### [MATERIAL SUPPLIED]
--
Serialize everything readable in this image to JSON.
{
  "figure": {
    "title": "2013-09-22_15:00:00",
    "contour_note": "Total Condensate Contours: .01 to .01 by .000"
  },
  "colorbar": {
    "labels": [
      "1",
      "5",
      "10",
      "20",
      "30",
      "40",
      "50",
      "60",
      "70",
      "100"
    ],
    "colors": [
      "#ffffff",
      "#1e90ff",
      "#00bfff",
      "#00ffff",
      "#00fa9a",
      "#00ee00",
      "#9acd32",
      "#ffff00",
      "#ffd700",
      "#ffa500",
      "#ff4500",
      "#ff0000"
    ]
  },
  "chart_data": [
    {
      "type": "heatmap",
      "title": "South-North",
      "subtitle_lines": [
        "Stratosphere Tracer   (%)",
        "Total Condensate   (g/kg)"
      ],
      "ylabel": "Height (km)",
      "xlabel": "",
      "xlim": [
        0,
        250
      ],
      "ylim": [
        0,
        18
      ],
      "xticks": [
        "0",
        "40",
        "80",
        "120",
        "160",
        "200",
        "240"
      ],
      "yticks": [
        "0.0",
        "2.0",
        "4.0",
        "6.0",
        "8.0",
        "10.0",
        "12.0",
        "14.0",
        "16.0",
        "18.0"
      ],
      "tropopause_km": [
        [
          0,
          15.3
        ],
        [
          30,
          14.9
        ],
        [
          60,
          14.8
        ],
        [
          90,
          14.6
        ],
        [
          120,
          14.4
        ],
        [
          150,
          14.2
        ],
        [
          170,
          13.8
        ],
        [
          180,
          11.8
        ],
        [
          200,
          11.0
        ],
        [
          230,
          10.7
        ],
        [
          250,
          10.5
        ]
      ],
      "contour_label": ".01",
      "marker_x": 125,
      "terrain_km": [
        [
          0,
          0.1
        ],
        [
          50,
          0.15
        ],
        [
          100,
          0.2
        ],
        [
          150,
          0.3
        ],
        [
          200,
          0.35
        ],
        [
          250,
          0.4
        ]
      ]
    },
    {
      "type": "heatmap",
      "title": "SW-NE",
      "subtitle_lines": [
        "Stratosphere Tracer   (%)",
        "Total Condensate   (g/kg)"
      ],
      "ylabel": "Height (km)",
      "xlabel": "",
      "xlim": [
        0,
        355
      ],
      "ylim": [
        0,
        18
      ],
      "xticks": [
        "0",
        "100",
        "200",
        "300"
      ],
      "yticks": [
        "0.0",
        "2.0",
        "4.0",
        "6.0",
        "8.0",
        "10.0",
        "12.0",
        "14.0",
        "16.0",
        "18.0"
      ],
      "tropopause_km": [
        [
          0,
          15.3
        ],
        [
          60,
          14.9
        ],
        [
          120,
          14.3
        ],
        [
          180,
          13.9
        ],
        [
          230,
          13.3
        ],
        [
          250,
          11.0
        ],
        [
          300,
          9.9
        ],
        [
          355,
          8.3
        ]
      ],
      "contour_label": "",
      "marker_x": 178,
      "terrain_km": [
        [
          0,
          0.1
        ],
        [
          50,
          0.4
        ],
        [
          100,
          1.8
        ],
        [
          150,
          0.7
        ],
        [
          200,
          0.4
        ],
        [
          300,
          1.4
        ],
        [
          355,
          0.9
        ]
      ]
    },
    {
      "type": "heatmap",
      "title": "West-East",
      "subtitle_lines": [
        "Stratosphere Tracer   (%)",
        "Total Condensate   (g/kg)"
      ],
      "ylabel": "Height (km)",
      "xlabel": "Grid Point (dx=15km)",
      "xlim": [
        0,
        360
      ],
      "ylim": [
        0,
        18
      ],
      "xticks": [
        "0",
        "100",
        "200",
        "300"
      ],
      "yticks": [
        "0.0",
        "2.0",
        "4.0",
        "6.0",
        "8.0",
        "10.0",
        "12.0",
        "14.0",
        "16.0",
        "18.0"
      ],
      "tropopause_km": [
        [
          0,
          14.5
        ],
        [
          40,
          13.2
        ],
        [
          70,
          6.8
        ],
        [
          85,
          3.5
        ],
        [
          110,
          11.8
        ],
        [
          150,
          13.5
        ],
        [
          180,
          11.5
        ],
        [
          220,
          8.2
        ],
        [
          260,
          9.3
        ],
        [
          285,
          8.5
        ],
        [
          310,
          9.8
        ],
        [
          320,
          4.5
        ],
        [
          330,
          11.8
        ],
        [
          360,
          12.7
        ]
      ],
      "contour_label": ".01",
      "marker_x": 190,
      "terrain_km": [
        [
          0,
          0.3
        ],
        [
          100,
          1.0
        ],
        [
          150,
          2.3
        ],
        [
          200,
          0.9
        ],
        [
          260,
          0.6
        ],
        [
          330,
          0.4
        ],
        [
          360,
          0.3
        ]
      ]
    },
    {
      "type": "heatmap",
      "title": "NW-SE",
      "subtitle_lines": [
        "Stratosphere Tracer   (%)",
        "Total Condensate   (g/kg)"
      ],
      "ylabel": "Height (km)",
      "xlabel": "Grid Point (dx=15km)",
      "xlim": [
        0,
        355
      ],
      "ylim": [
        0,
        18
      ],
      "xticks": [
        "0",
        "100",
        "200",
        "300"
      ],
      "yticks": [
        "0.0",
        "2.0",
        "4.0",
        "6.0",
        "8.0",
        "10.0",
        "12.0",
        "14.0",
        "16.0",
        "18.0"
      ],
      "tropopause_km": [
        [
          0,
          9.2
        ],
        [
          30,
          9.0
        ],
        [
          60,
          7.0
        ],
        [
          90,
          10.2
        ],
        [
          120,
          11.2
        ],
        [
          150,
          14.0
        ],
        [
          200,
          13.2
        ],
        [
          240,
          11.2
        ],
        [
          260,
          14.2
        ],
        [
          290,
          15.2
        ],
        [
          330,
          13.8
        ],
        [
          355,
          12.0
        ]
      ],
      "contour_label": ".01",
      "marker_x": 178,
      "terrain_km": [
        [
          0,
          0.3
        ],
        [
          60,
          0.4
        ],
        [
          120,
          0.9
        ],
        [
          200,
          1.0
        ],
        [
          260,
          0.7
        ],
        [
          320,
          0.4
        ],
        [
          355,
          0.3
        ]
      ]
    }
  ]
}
--
The entries above must be returned exactly.

Serialize everything readable in this image to JSON.
{
  "figure": {
    "title": "2013-09-22_15:00:00",
    "contour_note": "Total Condensate Contours: .01 to .01 by .000"
  },
  "colorbar": {
    "labels": [
      "1",
      "5",
      "10",
      "20",
      "30",
      "40",
      "50",
      "60",
      "70",
      "100"
    ],
    "colors": [
      "#ffffff",
      "#1e90ff",
      "#00bfff",
      "#00ffff",
      "#00fa9a",
      "#00ee00",
      "#9acd32",
      "#ffff00",
      "#ffd700",
      "#ffa500",
      "#ff4500",
      "#ff0000"
    ]
  },
  "chart_data": [
    {
      "type": "heatmap",
      "title": "South-North",
      "subtitle_lines": [
        "Stratosphere Tracer   (%)",
        "Total Condensate   (g/kg)"
      ],
      "ylabel": "Height (km)",
      "xlabel": "",
      "xlim": [
        0,
        250
      ],
      "ylim": [
        0,
        18
      ],
      "xticks": [
        "0",
        "40",
        "80",
        "120",
        "160",
        "200",
        "240"
      ],
      "yticks": [
        "0.0",
        "2.0",
        "4.0",
        "6.0",
        "8.0",
        "10.0",
        "12.0",
        "14.0",
        "16.0",
        "18.0"
      ],
      "tropopause_km": [
        [
          0,
          15.3
        ],
        [
          30,
          14.9
        ],
        [
          60,
          14.8
        ],
        [
          90,
          14.6
        ],
        [
          120,
          14.4
        ],
        [
          150,
          14.2
        ],
        [
          170,
          13.8
        ],
        [
          180,
          11.8
        ],
        [
          200,
          11.0
        ],
        [
          230,
          10.7
        ],
        [
          250,
          10.5
        ]
      ],
      "contour_label": ".01",
      "marker_x": 125,
      "terrain_km": [
        [
          0,
          0.1
        ],
        [
          50,
          0.15
        ],
        [
          100,
          0.2
        ],
        [
          150,
          0.3
        ],
        [
          200,
          0.35
        ],
        [
          250,
          0.4
        ]
      ]
    },
    {
      "type": "heatmap",
      "title": "SW-NE",
      "subtitle_lines": [
        "Stratosphere Tracer   (%)",
        "Total Condensate   (g/kg)"
      ],
      "ylabel": "Height (km)",
      "xlabel": "",
      "xlim": [
        0,
        355
      ],
      "ylim": [
        0,
        18
      ],
      "xticks": [
        "0",
        "100",
        "200",
        "300"
      ],
      "yticks": [
        "0.0",
        "2.0",
        "4.0",
        "6.0",
        "8.0",
        "10.0",
        "12.0",
        "14.0",
        "16.0",
        "18.0"
      ],
      "tropopause_km": [
        [
          0,
          15.3
        ],
        [
          60,
          14.9
        ],
        [
          120,
          14.3
        ],
        [
          180,
          13.9
        ],
        [
          230,
          13.3
        ],
        [
          250,
          11.0
        ],
        [
          300,
          9.9
        ],
        [
          355,
          8.3
        ]
      ],
      "contour_label": "",
      "marker_x": 178,
      "terrain_km": [
        [
          0,
          0.1
        ],
        [
          50,
          0.4
        ],
        [
          100,
          1.8
        ],
        [
          150,
          0.7
        ],
        [
          200,
          0.4
        ],
        [
          300,
          1.4
        ],
        [
          355,
          0.9
        ]
      ]
    },
    {
      "type": "heatmap",
      "title": "West-East",
      "subtitle_lines": [
        "Stratosphere Tracer   (%)",
        "Total Condensate   (g/kg)"
      ],
      "ylabel": "Height (km)",
      "xlabel": "Grid Point (dx=15km)",
      "xlim": [
        0,
        360
      ],
      "ylim": [
        0,
        18
      ],
      "xticks": [
        "0",
        "100",
        "200",
        "300"
      ],
      "yticks": [
        "0.0",
        "2.0",
        "4.0",
        "6.0",
        "8.0",
        "10.0",
        "12.0",
        "14.0",
        "16.0",
        "18.0"
      ],
      "tropopause_km": [
        [
          0,
          14.5
        ],
        [
          40,
          13.2
        ],
        [
          70,
          6.8
        ],
        [
          85,
          3.5
        ],
        [
          110,
          11.8
        ],
        [
          150,
          13.5
        ],
        [
          180,
          11.5
        ],
        [
          220,
          8.2
        ],
        [
          260,
          9.3
        ],
        [
          285,
          8.5
        ],
        [
          310,
          9.8
        ],
        [
          320,
          4.5
        ],
        [
          330,
          11.8
        ],
        [
          360,
          12.7
        ]
      ],
      "contour_label": ".01",
      "marker_x": 190,
      "terrain_km": [
        [
          0,
          0.3
        ],
        [
          100,
          1.0
        ],
        [
          150,
          2.3
        ],
        [
          200,
          0.9
        ],
        [
          260,
          0.6
        ],
        [
          330,
          0.4
        ],
        [
          360,
          0.3
        ]
      ]
    },
    {
      "type": "heatmap",
      "title": "NW-SE",
      "subtitle_lines": [
        "Stratosphere Tracer   (%)",
        "Total Condensate   (g/kg)"
      ],
      "ylabel": "Height (km)",
      "xlabel": "Grid Point (dx=15km)",
      "xlim": [
        0,
        355
      ],
      "ylim": [
        0,
        18
      ],
      "xticks": [
        "0",
        "100",
        "200",
        "300"
      ],
      "yticks": [
        "0.0",
        "2.0",
        "4.0",
        "6.0",
        "8.0",
        "10.0",
        "12.0",
        "14.0",
        "16.0",
        "18.0"
      ],
      "tropopause_km": [
        [
          0,
          9.2
        ],
        [
          30,
          9.0
        ],
        [
          60,
          7.0
        ],
        [
          90,
          10.2
        ],
        [
          120,
          11.2
        ],
        [
          150,
          14.0
        ],
        [
          200,
          13.2
        ],
        [
          240,
          11.2
        ],
        [
          260,
          14.2
        ],
        [
          290,
          15.2
        ],
        [
          330,
          13.8
        ],
        [
          355,
          12.0
        ]
      ],
      "contour_label": ".01",
      "marker_x": 178,
      "terrain_km": [
        [
          0,
          0.3
        ],
        [
          60,
          0.4
        ],
        [
          120,
          0.9
        ],
        [
          200,
          1.0
        ],
        [
          260,
          0.7
        ],
        [
          320,
          0.4
        ],
        [
          355,
          0.3
        ]
      ]
    }
  ]
}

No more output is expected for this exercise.